-- Exercise aim --
Copy each line below that contains "right".

Source data:
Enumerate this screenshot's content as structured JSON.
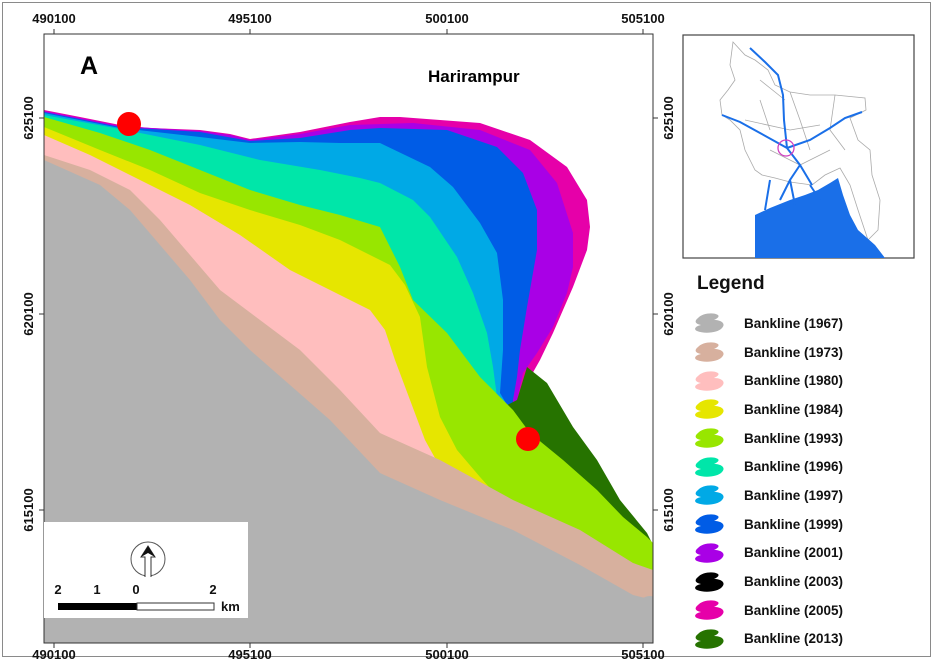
{
  "map": {
    "panel_label": "A",
    "place_label": "Harirampur",
    "x_ticks": [
      "490100",
      "495100",
      "500100",
      "505100"
    ],
    "y_ticks": [
      "625100",
      "620100",
      "615100"
    ],
    "markers_color": "#ff0000"
  },
  "scale_bar": {
    "labels": [
      "2",
      "1",
      "0",
      "2"
    ],
    "unit": "km"
  },
  "north_arrow": "north-arrow-icon",
  "inset": {
    "river_color": "#1a6fe8",
    "highlight_color": "#d040c0"
  },
  "legend": {
    "title": "Legend",
    "items": [
      {
        "label": "Bankline (1967)",
        "color": "#b2b2b2"
      },
      {
        "label": "Bankline (1973)",
        "color": "#d7b09e"
      },
      {
        "label": "Bankline (1980)",
        "color": "#ffbebe"
      },
      {
        "label": "Bankline (1984)",
        "color": "#e6e600"
      },
      {
        "label": "Bankline (1993)",
        "color": "#98e600"
      },
      {
        "label": "Bankline (1996)",
        "color": "#00e6a9"
      },
      {
        "label": "Bankline (1997)",
        "color": "#00a9e6"
      },
      {
        "label": "Bankline (1999)",
        "color": "#005ce6"
      },
      {
        "label": "Bankline (2001)",
        "color": "#a900e6"
      },
      {
        "label": "Bankline (2003)",
        "color": "#000000"
      },
      {
        "label": "Bankline (2005)",
        "color": "#e600a9"
      },
      {
        "label": "Bankline (2013)",
        "color": "#267300"
      }
    ]
  }
}
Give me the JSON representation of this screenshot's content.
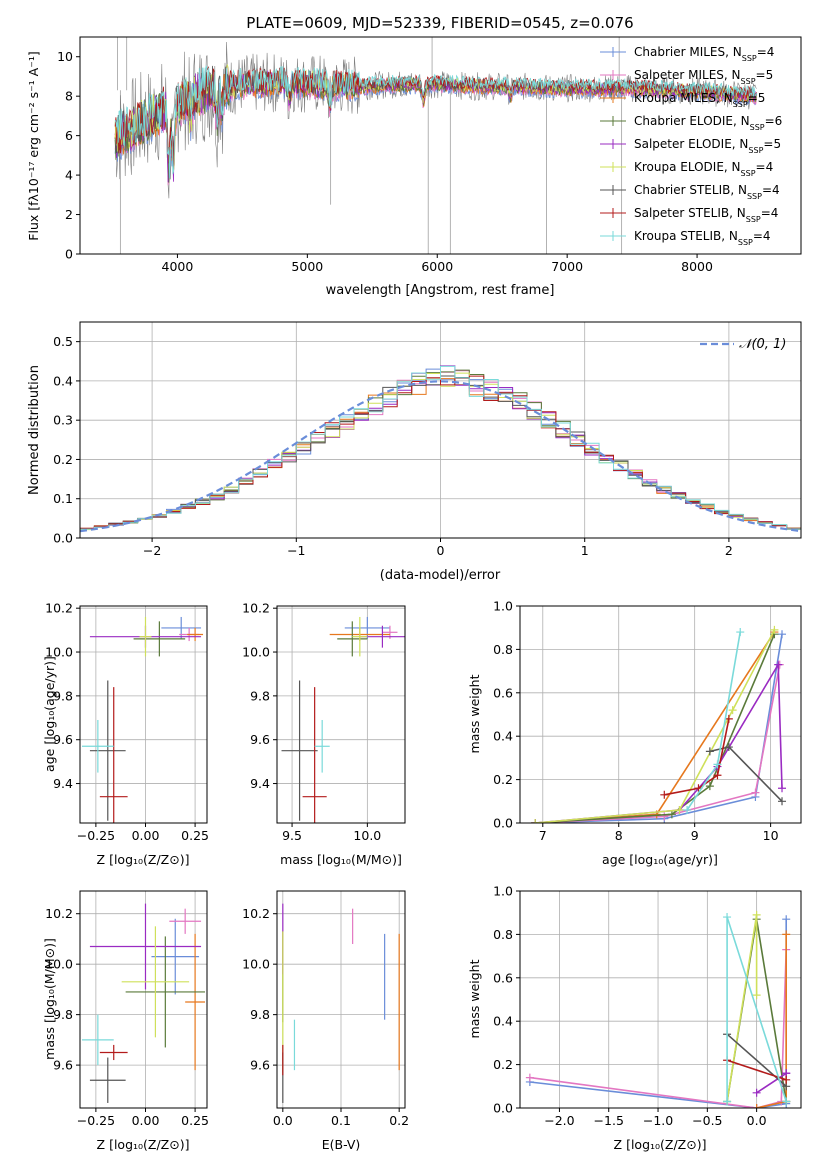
{
  "colors": {
    "Chabrier MILES": "#6a8dd9",
    "Salpeter MILES": "#e377c2",
    "Kroupa MILES": "#e6781e",
    "Chabrier ELODIE": "#5a7a3a",
    "Salpeter ELODIE": "#9a2bc2",
    "Kroupa ELODIE": "#cfe05a",
    "Chabrier STELIB": "#555555",
    "Salpeter STELIB": "#b31b1b",
    "Kroupa STELIB": "#7adada",
    "normal": "#6a8dd9",
    "data": "#808080"
  },
  "chart_data": [
    {
      "type": "line",
      "title": "PLATE=0609, MJD=52339, FIBERID=0545, z=0.076",
      "xlabel": "wavelength [Angstrom, rest frame]",
      "ylabel": "Flux [fλ10⁻¹⁷ erg cm⁻² s⁻¹ A⁻¹]",
      "xlim": [
        3250,
        8800
      ],
      "ylim": [
        0,
        11
      ],
      "xticks": [
        4000,
        5000,
        6000,
        7000,
        8000
      ],
      "yticks": [
        0,
        2,
        4,
        6,
        8,
        10
      ],
      "legend": [
        "Chabrier MILES, N_SSP=4",
        "Salpeter MILES, N_SSP=5",
        "Kroupa MILES, N_SSP=5",
        "Chabrier ELODIE, N_SSP=6",
        "Salpeter ELODIE, N_SSP=5",
        "Kroupa ELODIE, N_SSP=4",
        "Chabrier STELIB, N_SSP=4",
        "Salpeter STELIB, N_SSP=4",
        "Kroupa STELIB, N_SSP=4"
      ],
      "legend_position": "right",
      "series_note": "observed spectrum (grey) from ~3550 to ~8450 A, flux ~6-10.5 with deep absorption in the blue; model fits overlaid",
      "continuum": {
        "x": [
          3500,
          3700,
          3900,
          4100,
          4300,
          4500,
          4800,
          5100,
          5400,
          5700,
          6000,
          6300,
          6600,
          6900,
          7200,
          7500,
          7800,
          8100,
          8450
        ],
        "y": [
          5.8,
          6.6,
          7.3,
          8.0,
          8.4,
          8.6,
          8.7,
          8.6,
          8.5,
          8.6,
          8.6,
          8.5,
          8.5,
          8.4,
          8.4,
          8.4,
          8.3,
          8.2,
          8.0
        ]
      }
    },
    {
      "type": "line",
      "xlabel": "(data-model)/error",
      "ylabel": "Normed distribution",
      "xlim": [
        -2.5,
        2.5
      ],
      "ylim": [
        0,
        0.55
      ],
      "xticks": [
        -2,
        -1,
        0,
        1,
        2
      ],
      "yticks": [
        0.0,
        0.1,
        0.2,
        0.3,
        0.4,
        0.5
      ],
      "legend": [
        "𝒩(0, 1)"
      ],
      "legend_position": "top-right",
      "bin_edges_step": 0.1,
      "histogram_envelope": {
        "x": [
          -2.5,
          -2.0,
          -1.5,
          -1.0,
          -0.5,
          0.0,
          0.5,
          1.0,
          1.5,
          2.0,
          2.5
        ],
        "y": [
          0.02,
          0.05,
          0.11,
          0.22,
          0.33,
          0.42,
          0.36,
          0.24,
          0.13,
          0.06,
          0.02
        ]
      }
    },
    {
      "type": "scatter",
      "xlabel": "Z [log₁₀(Z/Z⊙)]",
      "ylabel": "age  [log₁₀(age/yr)]",
      "xlim": [
        -0.33,
        0.31
      ],
      "ylim": [
        9.22,
        10.21
      ],
      "xticks": [
        -0.25,
        0.0,
        0.25
      ],
      "yticks": [
        9.4,
        9.6,
        9.8,
        10.0,
        10.2
      ],
      "points": [
        {
          "model": "Chabrier MILES",
          "x": 0.18,
          "y": 10.11,
          "xerr": 0.1,
          "yerr": 0.05
        },
        {
          "model": "Salpeter MILES",
          "x": 0.22,
          "y": 10.08,
          "xerr": 0.05,
          "yerr": 0.03
        },
        {
          "model": "Kroupa MILES",
          "x": 0.25,
          "y": 10.08,
          "xerr": 0.04,
          "yerr": 0.03
        },
        {
          "model": "Chabrier ELODIE",
          "x": 0.07,
          "y": 10.06,
          "xerr": 0.13,
          "yerr": 0.08
        },
        {
          "model": "Salpeter ELODIE",
          "x": 0.0,
          "y": 10.07,
          "xerr": 0.28,
          "yerr": 0.05
        },
        {
          "model": "Kroupa ELODIE",
          "x": 0.0,
          "y": 10.07,
          "xerr": 0.03,
          "yerr": 0.09
        },
        {
          "model": "Chabrier STELIB",
          "x": -0.19,
          "y": 9.55,
          "xerr": 0.09,
          "yerr": 0.32
        },
        {
          "model": "Salpeter STELIB",
          "x": -0.16,
          "y": 9.34,
          "xerr": 0.07,
          "yerr": 0.5
        },
        {
          "model": "Kroupa STELIB",
          "x": -0.24,
          "y": 9.57,
          "xerr": 0.08,
          "yerr": 0.12
        }
      ]
    },
    {
      "type": "scatter",
      "xlabel": "mass [log₁₀(M/M⊙)]",
      "ylabel": "",
      "xlim": [
        9.4,
        10.25
      ],
      "ylim": [
        9.22,
        10.21
      ],
      "xticks": [
        9.5,
        10.0
      ],
      "yticks": [
        9.4,
        9.6,
        9.8,
        10.0,
        10.2
      ],
      "points": [
        {
          "model": "Chabrier MILES",
          "x": 10.0,
          "y": 10.11,
          "xerr": 0.15,
          "yerr": 0.05
        },
        {
          "model": "Salpeter MILES",
          "x": 10.15,
          "y": 10.09,
          "xerr": 0.05,
          "yerr": 0.03
        },
        {
          "model": "Kroupa MILES",
          "x": 9.95,
          "y": 10.08,
          "xerr": 0.2,
          "yerr": 0.03
        },
        {
          "model": "Chabrier ELODIE",
          "x": 9.9,
          "y": 10.06,
          "xerr": 0.1,
          "yerr": 0.08
        },
        {
          "model": "Salpeter ELODIE",
          "x": 10.1,
          "y": 10.07,
          "xerr": 0.15,
          "yerr": 0.05
        },
        {
          "model": "Kroupa ELODIE",
          "x": 9.95,
          "y": 10.07,
          "xerr": 0.05,
          "yerr": 0.09
        },
        {
          "model": "Chabrier STELIB",
          "x": 9.55,
          "y": 9.55,
          "xerr": 0.12,
          "yerr": 0.32
        },
        {
          "model": "Salpeter STELIB",
          "x": 9.65,
          "y": 9.34,
          "xerr": 0.08,
          "yerr": 0.5
        },
        {
          "model": "Kroupa STELIB",
          "x": 9.7,
          "y": 9.57,
          "xerr": 0.05,
          "yerr": 0.12
        }
      ]
    },
    {
      "type": "line",
      "xlabel": "age  [log₁₀(age/yr)]",
      "ylabel": "mass weight",
      "xlim": [
        6.7,
        10.4
      ],
      "ylim": [
        0,
        1.0
      ],
      "xticks": [
        7,
        8,
        9,
        10
      ],
      "yticks": [
        0.0,
        0.2,
        0.4,
        0.6,
        0.8,
        1.0
      ],
      "series": [
        {
          "model": "Chabrier MILES",
          "x": [
            6.9,
            8.6,
            9.8,
            10.15
          ],
          "y": [
            0.0,
            0.02,
            0.12,
            0.87
          ]
        },
        {
          "model": "Salpeter MILES",
          "x": [
            6.9,
            8.6,
            9.8,
            10.12
          ],
          "y": [
            0.0,
            0.03,
            0.14,
            0.73
          ]
        },
        {
          "model": "Kroupa MILES",
          "x": [
            6.9,
            8.5,
            10.05
          ],
          "y": [
            0.0,
            0.04,
            0.88
          ]
        },
        {
          "model": "Chabrier ELODIE",
          "x": [
            6.9,
            8.7,
            9.2,
            10.05
          ],
          "y": [
            0.0,
            0.04,
            0.17,
            0.87
          ]
        },
        {
          "model": "Salpeter ELODIE",
          "x": [
            6.9,
            8.8,
            9.3,
            10.1,
            10.15
          ],
          "y": [
            0.0,
            0.06,
            0.26,
            0.73,
            0.16
          ]
        },
        {
          "model": "Kroupa ELODIE",
          "x": [
            6.9,
            8.8,
            9.5,
            10.05
          ],
          "y": [
            0.0,
            0.06,
            0.52,
            0.89
          ]
        },
        {
          "model": "Chabrier STELIB",
          "x": [
            9.2,
            9.45,
            10.15
          ],
          "y": [
            0.33,
            0.35,
            0.1
          ]
        },
        {
          "model": "Salpeter STELIB",
          "x": [
            8.6,
            9.05,
            9.3,
            9.45
          ],
          "y": [
            0.13,
            0.16,
            0.22,
            0.48
          ]
        },
        {
          "model": "Kroupa STELIB",
          "x": [
            8.9,
            9.3,
            9.6
          ],
          "y": [
            0.06,
            0.27,
            0.88
          ]
        }
      ]
    },
    {
      "type": "scatter",
      "xlabel": "Z [log₁₀(Z/Z⊙)]",
      "ylabel": "mass [log₁₀(M/M⊙)]",
      "xlim": [
        -0.33,
        0.31
      ],
      "ylim": [
        9.43,
        10.29
      ],
      "xticks": [
        -0.25,
        0.0,
        0.25
      ],
      "yticks": [
        9.6,
        9.8,
        10.0,
        10.2
      ],
      "points": [
        {
          "model": "Chabrier MILES",
          "x": 0.15,
          "y": 10.03,
          "xerr": 0.12,
          "yerr": 0.15
        },
        {
          "model": "Salpeter MILES",
          "x": 0.2,
          "y": 10.17,
          "xerr": 0.08,
          "yerr": 0.05
        },
        {
          "model": "Kroupa MILES",
          "x": 0.25,
          "y": 9.85,
          "xerr": 0.05,
          "yerr": 0.27
        },
        {
          "model": "Chabrier ELODIE",
          "x": 0.1,
          "y": 9.89,
          "xerr": 0.2,
          "yerr": 0.22
        },
        {
          "model": "Salpeter ELODIE",
          "x": 0.0,
          "y": 10.07,
          "xerr": 0.28,
          "yerr": 0.17
        },
        {
          "model": "Kroupa ELODIE",
          "x": 0.05,
          "y": 9.93,
          "xerr": 0.17,
          "yerr": 0.22
        },
        {
          "model": "Chabrier STELIB",
          "x": -0.19,
          "y": 9.54,
          "xerr": 0.09,
          "yerr": 0.09
        },
        {
          "model": "Salpeter STELIB",
          "x": -0.16,
          "y": 9.65,
          "xerr": 0.07,
          "yerr": 0.03
        },
        {
          "model": "Kroupa STELIB",
          "x": -0.24,
          "y": 9.7,
          "xerr": 0.08,
          "yerr": 0.1
        }
      ]
    },
    {
      "type": "scatter",
      "xlabel": "E(B-V)",
      "ylabel": "",
      "xlim": [
        -0.01,
        0.21
      ],
      "ylim": [
        9.43,
        10.29
      ],
      "xticks": [
        0.0,
        0.1,
        0.2
      ],
      "yticks": [
        9.6,
        9.8,
        10.0,
        10.2
      ],
      "points": [
        {
          "model": "Chabrier MILES",
          "x": 0.175,
          "y": 9.95,
          "xerr": 0,
          "yerr": 0.17
        },
        {
          "model": "Salpeter MILES",
          "x": 0.12,
          "y": 10.15,
          "xerr": 0,
          "yerr": 0.07
        },
        {
          "model": "Kroupa MILES",
          "x": 0.2,
          "y": 9.85,
          "xerr": 0,
          "yerr": 0.27
        },
        {
          "model": "Chabrier ELODIE",
          "x": 0.0,
          "y": 9.95,
          "xerr": 0,
          "yerr": 0.18
        },
        {
          "model": "Salpeter ELODIE",
          "x": 0.0,
          "y": 10.1,
          "xerr": 0,
          "yerr": 0.14
        },
        {
          "model": "Kroupa ELODIE",
          "x": 0.0,
          "y": 9.85,
          "xerr": 0,
          "yerr": 0.28
        },
        {
          "model": "Chabrier STELIB",
          "x": 0.0,
          "y": 9.55,
          "xerr": 0,
          "yerr": 0.1
        },
        {
          "model": "Salpeter STELIB",
          "x": 0.0,
          "y": 9.62,
          "xerr": 0,
          "yerr": 0.06
        },
        {
          "model": "Kroupa STELIB",
          "x": 0.02,
          "y": 9.68,
          "xerr": 0,
          "yerr": 0.1
        }
      ]
    },
    {
      "type": "line",
      "xlabel": "Z [log₁₀(Z/Z⊙)]",
      "ylabel": "mass weight",
      "xlim": [
        -2.4,
        0.45
      ],
      "ylim": [
        0,
        1.0
      ],
      "xticks": [
        -2.0,
        -1.5,
        -1.0,
        -0.5,
        0.0
      ],
      "yticks": [
        0.0,
        0.2,
        0.4,
        0.6,
        0.8,
        1.0
      ],
      "series": [
        {
          "model": "Chabrier MILES",
          "x": [
            -2.3,
            0.0,
            0.3,
            0.3
          ],
          "y": [
            0.12,
            0.0,
            0.02,
            0.87
          ]
        },
        {
          "model": "Salpeter MILES",
          "x": [
            -2.3,
            0.0,
            0.25,
            0.3
          ],
          "y": [
            0.14,
            0.0,
            0.03,
            0.73
          ]
        },
        {
          "model": "Kroupa MILES",
          "x": [
            0.0,
            0.3,
            0.3
          ],
          "y": [
            0.0,
            0.03,
            0.8
          ]
        },
        {
          "model": "Chabrier ELODIE",
          "x": [
            -0.3,
            0.0,
            0.3
          ],
          "y": [
            0.03,
            0.87,
            0.03
          ]
        },
        {
          "model": "Salpeter ELODIE",
          "x": [
            0.0,
            0.3,
            0.3
          ],
          "y": [
            0.07,
            0.16,
            0.16
          ]
        },
        {
          "model": "Kroupa ELODIE",
          "x": [
            -0.3,
            0.0,
            0.0
          ],
          "y": [
            0.03,
            0.89,
            0.52
          ]
        },
        {
          "model": "Chabrier STELIB",
          "x": [
            -0.3,
            0.3
          ],
          "y": [
            0.34,
            0.1
          ]
        },
        {
          "model": "Salpeter STELIB",
          "x": [
            -0.3,
            0.3
          ],
          "y": [
            0.22,
            0.13
          ]
        },
        {
          "model": "Kroupa STELIB",
          "x": [
            -0.3,
            -0.3,
            0.3
          ],
          "y": [
            0.03,
            0.88,
            0.03
          ]
        }
      ]
    }
  ]
}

-- Result for this task --
      "legend_position": "right",
      "legend_position": "top-right",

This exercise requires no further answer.